• **Exercise objective**:
Select from the records below every line that has the word "icon" in it.

--- Stored records ---

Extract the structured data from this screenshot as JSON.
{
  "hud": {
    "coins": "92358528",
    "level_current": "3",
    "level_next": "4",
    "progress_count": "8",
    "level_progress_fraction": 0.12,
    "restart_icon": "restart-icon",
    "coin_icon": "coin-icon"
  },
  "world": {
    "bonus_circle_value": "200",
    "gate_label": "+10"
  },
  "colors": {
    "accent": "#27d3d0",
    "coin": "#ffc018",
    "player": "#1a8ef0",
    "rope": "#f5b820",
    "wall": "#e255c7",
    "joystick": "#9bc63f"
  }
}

---

• **Answer to this task**:
    "restart_icon": "restart-icon",
    "coin_icon": "coin-icon"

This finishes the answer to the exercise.